WHAT IS EXPECTED
Exactly reproduce all the records, keeping pictures out of the copy.

Dataset entries on figures
%%

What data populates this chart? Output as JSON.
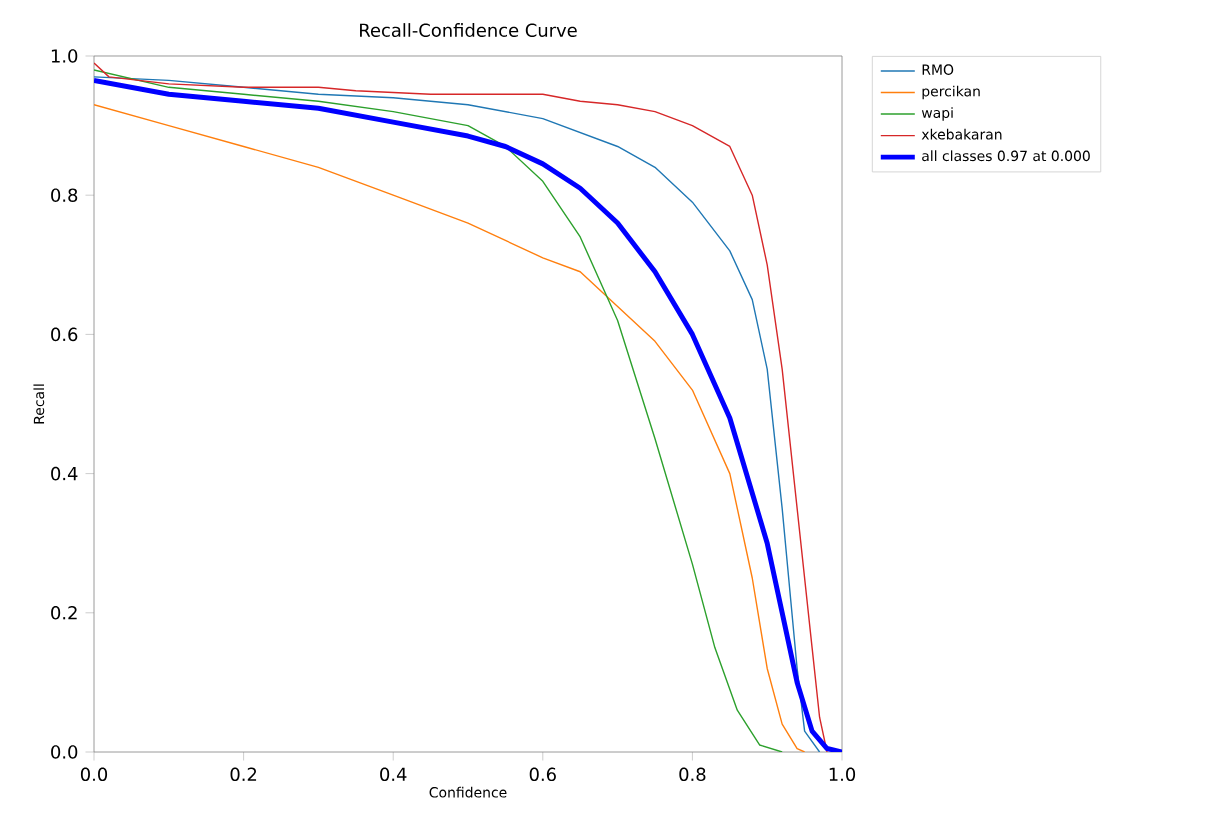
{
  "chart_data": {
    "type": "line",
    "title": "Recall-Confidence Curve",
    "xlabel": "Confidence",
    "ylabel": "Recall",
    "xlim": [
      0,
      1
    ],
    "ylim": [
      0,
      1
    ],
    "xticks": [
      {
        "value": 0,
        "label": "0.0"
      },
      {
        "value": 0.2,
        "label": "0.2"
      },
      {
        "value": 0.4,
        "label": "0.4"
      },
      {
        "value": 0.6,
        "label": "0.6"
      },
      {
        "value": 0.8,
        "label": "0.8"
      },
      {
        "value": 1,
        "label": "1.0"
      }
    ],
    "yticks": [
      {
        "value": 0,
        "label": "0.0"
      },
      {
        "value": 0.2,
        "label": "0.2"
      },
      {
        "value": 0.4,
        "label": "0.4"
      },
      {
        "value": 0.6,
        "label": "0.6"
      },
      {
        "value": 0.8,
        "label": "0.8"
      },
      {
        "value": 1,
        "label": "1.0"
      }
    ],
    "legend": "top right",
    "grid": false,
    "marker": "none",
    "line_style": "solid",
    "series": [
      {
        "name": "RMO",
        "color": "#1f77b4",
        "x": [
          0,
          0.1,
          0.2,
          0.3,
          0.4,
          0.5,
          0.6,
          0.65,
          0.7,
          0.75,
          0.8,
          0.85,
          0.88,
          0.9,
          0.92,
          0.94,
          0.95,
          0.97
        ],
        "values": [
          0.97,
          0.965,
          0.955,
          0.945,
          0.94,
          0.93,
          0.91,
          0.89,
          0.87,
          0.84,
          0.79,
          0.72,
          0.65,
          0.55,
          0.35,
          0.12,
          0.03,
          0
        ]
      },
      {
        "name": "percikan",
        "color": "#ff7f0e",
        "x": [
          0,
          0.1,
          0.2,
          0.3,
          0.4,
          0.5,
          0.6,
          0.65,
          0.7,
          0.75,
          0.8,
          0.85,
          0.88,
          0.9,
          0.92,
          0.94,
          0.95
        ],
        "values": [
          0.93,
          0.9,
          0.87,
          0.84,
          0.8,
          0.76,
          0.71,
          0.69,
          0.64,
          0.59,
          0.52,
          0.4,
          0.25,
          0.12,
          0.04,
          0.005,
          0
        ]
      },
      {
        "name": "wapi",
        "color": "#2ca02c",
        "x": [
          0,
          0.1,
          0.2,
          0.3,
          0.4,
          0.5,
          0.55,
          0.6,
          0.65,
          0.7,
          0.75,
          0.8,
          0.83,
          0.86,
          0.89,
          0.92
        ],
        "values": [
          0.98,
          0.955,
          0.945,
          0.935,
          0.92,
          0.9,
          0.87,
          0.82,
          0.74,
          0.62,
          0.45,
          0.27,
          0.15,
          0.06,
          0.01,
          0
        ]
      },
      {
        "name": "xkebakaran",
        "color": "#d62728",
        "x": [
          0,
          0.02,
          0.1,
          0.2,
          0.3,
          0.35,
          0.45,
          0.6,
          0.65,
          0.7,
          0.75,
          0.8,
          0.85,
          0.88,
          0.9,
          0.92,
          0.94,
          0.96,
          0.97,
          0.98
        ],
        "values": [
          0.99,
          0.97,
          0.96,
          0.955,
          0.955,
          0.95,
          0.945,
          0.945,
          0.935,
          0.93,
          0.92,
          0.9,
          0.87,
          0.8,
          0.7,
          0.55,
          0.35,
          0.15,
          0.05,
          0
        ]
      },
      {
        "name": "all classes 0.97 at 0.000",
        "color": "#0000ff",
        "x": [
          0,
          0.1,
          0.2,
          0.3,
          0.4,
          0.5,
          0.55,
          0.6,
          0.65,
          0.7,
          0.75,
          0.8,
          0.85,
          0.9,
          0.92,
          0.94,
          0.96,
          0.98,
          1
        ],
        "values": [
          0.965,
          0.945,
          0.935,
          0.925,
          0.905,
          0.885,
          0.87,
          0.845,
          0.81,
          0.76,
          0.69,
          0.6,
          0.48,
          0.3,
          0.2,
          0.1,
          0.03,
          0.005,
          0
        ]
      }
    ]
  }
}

%%

WORKED ANSWER
What data populates this chart? Output as JSON.
{
  "chart_data": {
    "type": "line",
    "title": "Recall-Confidence Curve",
    "xlabel": "Confidence",
    "ylabel": "Recall",
    "xlim": [
      0,
      1
    ],
    "ylim": [
      0,
      1
    ],
    "xticks": [
      {
        "value": 0,
        "label": "0.0"
      },
      {
        "value": 0.2,
        "label": "0.2"
      },
      {
        "value": 0.4,
        "label": "0.4"
      },
      {
        "value": 0.6,
        "label": "0.6"
      },
      {
        "value": 0.8,
        "label": "0.8"
      },
      {
        "value": 1,
        "label": "1.0"
      }
    ],
    "yticks": [
      {
        "value": 0,
        "label": "0.0"
      },
      {
        "value": 0.2,
        "label": "0.2"
      },
      {
        "value": 0.4,
        "label": "0.4"
      },
      {
        "value": 0.6,
        "label": "0.6"
      },
      {
        "value": 0.8,
        "label": "0.8"
      },
      {
        "value": 1,
        "label": "1.0"
      }
    ],
    "legend": "top right",
    "grid": false,
    "marker": "none",
    "line_style": "solid",
    "series": [
      {
        "name": "RMO",
        "color": "#1f77b4",
        "x": [
          0,
          0.1,
          0.2,
          0.3,
          0.4,
          0.5,
          0.6,
          0.65,
          0.7,
          0.75,
          0.8,
          0.85,
          0.88,
          0.9,
          0.92,
          0.94,
          0.95,
          0.97
        ],
        "values": [
          0.97,
          0.965,
          0.955,
          0.945,
          0.94,
          0.93,
          0.91,
          0.89,
          0.87,
          0.84,
          0.79,
          0.72,
          0.65,
          0.55,
          0.35,
          0.12,
          0.03,
          0
        ]
      },
      {
        "name": "percikan",
        "color": "#ff7f0e",
        "x": [
          0,
          0.1,
          0.2,
          0.3,
          0.4,
          0.5,
          0.6,
          0.65,
          0.7,
          0.75,
          0.8,
          0.85,
          0.88,
          0.9,
          0.92,
          0.94,
          0.95
        ],
        "values": [
          0.93,
          0.9,
          0.87,
          0.84,
          0.8,
          0.76,
          0.71,
          0.69,
          0.64,
          0.59,
          0.52,
          0.4,
          0.25,
          0.12,
          0.04,
          0.005,
          0
        ]
      },
      {
        "name": "wapi",
        "color": "#2ca02c",
        "x": [
          0,
          0.1,
          0.2,
          0.3,
          0.4,
          0.5,
          0.55,
          0.6,
          0.65,
          0.7,
          0.75,
          0.8,
          0.83,
          0.86,
          0.89,
          0.92
        ],
        "values": [
          0.98,
          0.955,
          0.945,
          0.935,
          0.92,
          0.9,
          0.87,
          0.82,
          0.74,
          0.62,
          0.45,
          0.27,
          0.15,
          0.06,
          0.01,
          0
        ]
      },
      {
        "name": "xkebakaran",
        "color": "#d62728",
        "x": [
          0,
          0.02,
          0.1,
          0.2,
          0.3,
          0.35,
          0.45,
          0.6,
          0.65,
          0.7,
          0.75,
          0.8,
          0.85,
          0.88,
          0.9,
          0.92,
          0.94,
          0.96,
          0.97,
          0.98
        ],
        "values": [
          0.99,
          0.97,
          0.96,
          0.955,
          0.955,
          0.95,
          0.945,
          0.945,
          0.935,
          0.93,
          0.92,
          0.9,
          0.87,
          0.8,
          0.7,
          0.55,
          0.35,
          0.15,
          0.05,
          0
        ]
      },
      {
        "name": "all classes 0.97 at 0.000",
        "color": "#0000ff",
        "x": [
          0,
          0.1,
          0.2,
          0.3,
          0.4,
          0.5,
          0.55,
          0.6,
          0.65,
          0.7,
          0.75,
          0.8,
          0.85,
          0.9,
          0.92,
          0.94,
          0.96,
          0.98,
          1
        ],
        "values": [
          0.965,
          0.945,
          0.935,
          0.925,
          0.905,
          0.885,
          0.87,
          0.845,
          0.81,
          0.76,
          0.69,
          0.6,
          0.48,
          0.3,
          0.2,
          0.1,
          0.03,
          0.005,
          0
        ]
      }
    ]
  }
}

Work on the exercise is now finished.